■ **Stated problem**
Write the records below out again exactly as given, with no images.

#### Supplied data

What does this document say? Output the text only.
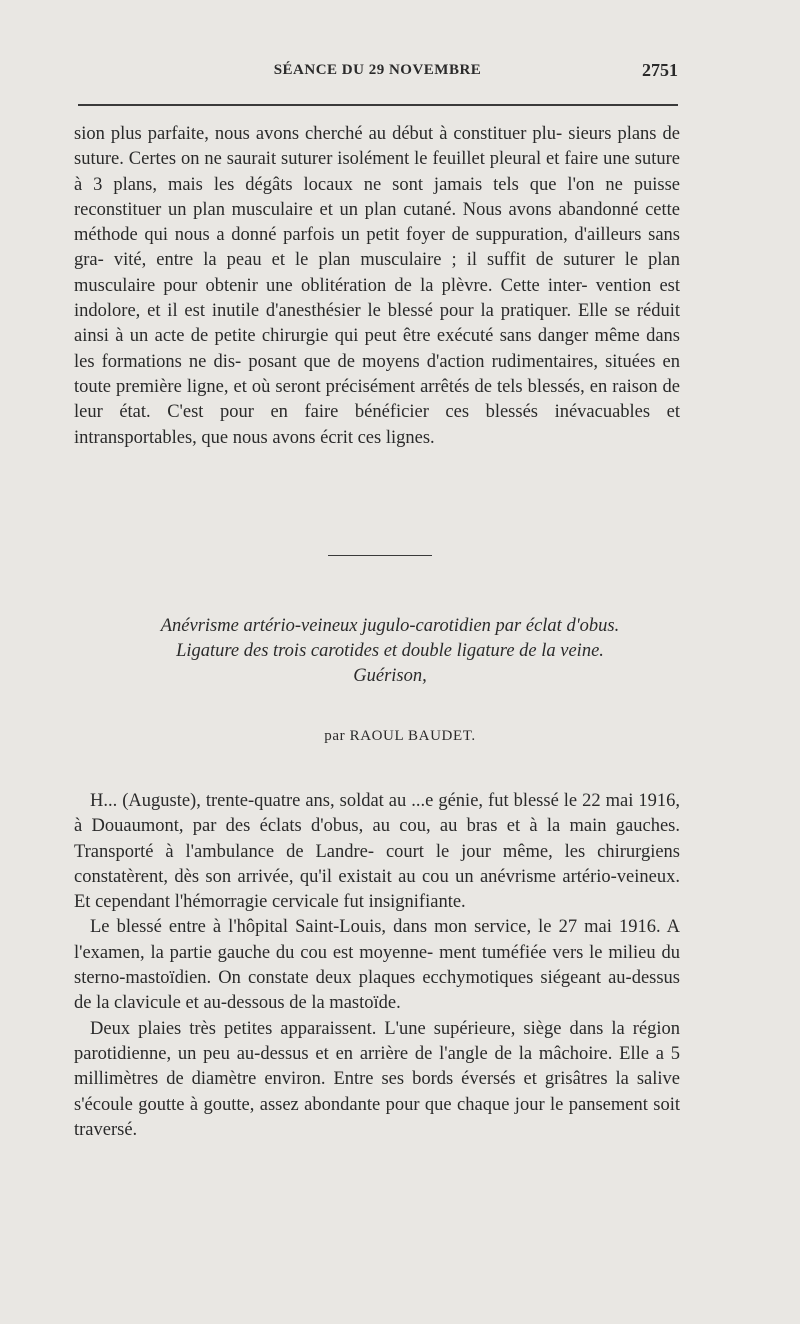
SÉANCE DU 29 NOVEMBRE	2751

sion plus parfaite, nous avons cherché au début à constituer plu- sieurs plans de suture. Certes on ne saurait suturer isolément le feuillet pleural et faire une suture à 3 plans, mais les dégâts locaux ne sont jamais tels que l'on ne puisse reconstituer un plan musculaire et un plan cutané. Nous avons abandonné cette méthode qui nous a donné parfois un petit foyer de suppuration, d'ailleurs sans gra- vité, entre la peau et le plan musculaire ; il suffit de suturer le plan musculaire pour obtenir une oblitération de la plèvre. Cette inter- vention est indolore, et il est inutile d'anesthésier le blessé pour la pratiquer. Elle se réduit ainsi à un acte de petite chirurgie qui peut être exécuté sans danger même dans les formations ne dis- posant que de moyens d'action rudimentaires, situées en toute première ligne, et où seront précisément arrêtés de tels blessés, en raison de leur état. C'est pour en faire bénéficier ces blessés inévacuables et intransportables, que nous avons écrit ces lignes.

Anévrisme artério-veineux jugulo-carotidien par éclat d'obus.
Ligature des trois carotides et double ligature de la veine.
Guérison,
par RAOUL BAUDET.

H... (Auguste), trente-quatre ans, soldat au ...e génie, fut blessé le 22 mai 1916, à Douaumont, par des éclats d'obus, au cou, au bras et à la main gauches. Transporté à l'ambulance de Landre- court le jour même, les chirurgiens constatèrent, dès son arrivée, qu'il existait au cou un anévrisme artério-veineux. Et cependant l'hémorragie cervicale fut insignifiante.

Le blessé entre à l'hôpital Saint-Louis, dans mon service, le 27 mai 1916. A l'examen, la partie gauche du cou est moyenne- ment tuméfiée vers le milieu du sterno-mastoïdien. On constate deux plaques ecchymotiques siégeant au-dessus de la clavicule et au-dessous de la mastoïde.

Deux plaies très petites apparaissent. L'une supérieure, siège dans la région parotidienne, un peu au-dessus et en arrière de l'angle de la mâchoire. Elle a 5 millimètres de diamètre environ. Entre ses bords éversés et grisâtres la salive s'écoule goutte à goutte, assez abondante pour que chaque jour le pansement soit traversé.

########

■ **Task output**
What does this document say? Output the text only.
SÉANCE DU 29 NOVEMBRE	2751

sion plus parfaite, nous avons cherché au début à constituer plu- sieurs plans de suture. Certes on ne saurait suturer isolément le feuillet pleural et faire une suture à 3 plans, mais les dégâts locaux ne sont jamais tels que l'on ne puisse reconstituer un plan musculaire et un plan cutané. Nous avons abandonné cette méthode qui nous a donné parfois un petit foyer de suppuration, d'ailleurs sans gra- vité, entre la peau et le plan musculaire ; il suffit de suturer le plan musculaire pour obtenir une oblitération de la plèvre. Cette inter- vention est indolore, et il est inutile d'anesthésier le blessé pour la pratiquer. Elle se réduit ainsi à un acte de petite chirurgie qui peut être exécuté sans danger même dans les formations ne dis- posant que de moyens d'action rudimentaires, situées en toute première ligne, et où seront précisément arrêtés de tels blessés, en raison de leur état. C'est pour en faire bénéficier ces blessés inévacuables et intransportables, que nous avons écrit ces lignes.

Anévrisme artério-veineux jugulo-carotidien par éclat d'obus.
Ligature des trois carotides et double ligature de la veine.
Guérison,
par RAOUL BAUDET.

H... (Auguste), trente-quatre ans, soldat au ...e génie, fut blessé le 22 mai 1916, à Douaumont, par des éclats d'obus, au cou, au bras et à la main gauches. Transporté à l'ambulance de Landre- court le jour même, les chirurgiens constatèrent, dès son arrivée, qu'il existait au cou un anévrisme artério-veineux. Et cependant l'hémorragie cervicale fut insignifiante.

Le blessé entre à l'hôpital Saint-Louis, dans mon service, le 27 mai 1916. A l'examen, la partie gauche du cou est moyenne- ment tuméfiée vers le milieu du sterno-mastoïdien. On constate deux plaques ecchymotiques siégeant au-dessus de la clavicule et au-dessous de la mastoïde.

Deux plaies très petites apparaissent. L'une supérieure, siège dans la région parotidienne, un peu au-dessus et en arrière de l'angle de la mâchoire. Elle a 5 millimètres de diamètre environ. Entre ses bords éversés et grisâtres la salive s'écoule goutte à goutte, assez abondante pour que chaque jour le pansement soit traversé.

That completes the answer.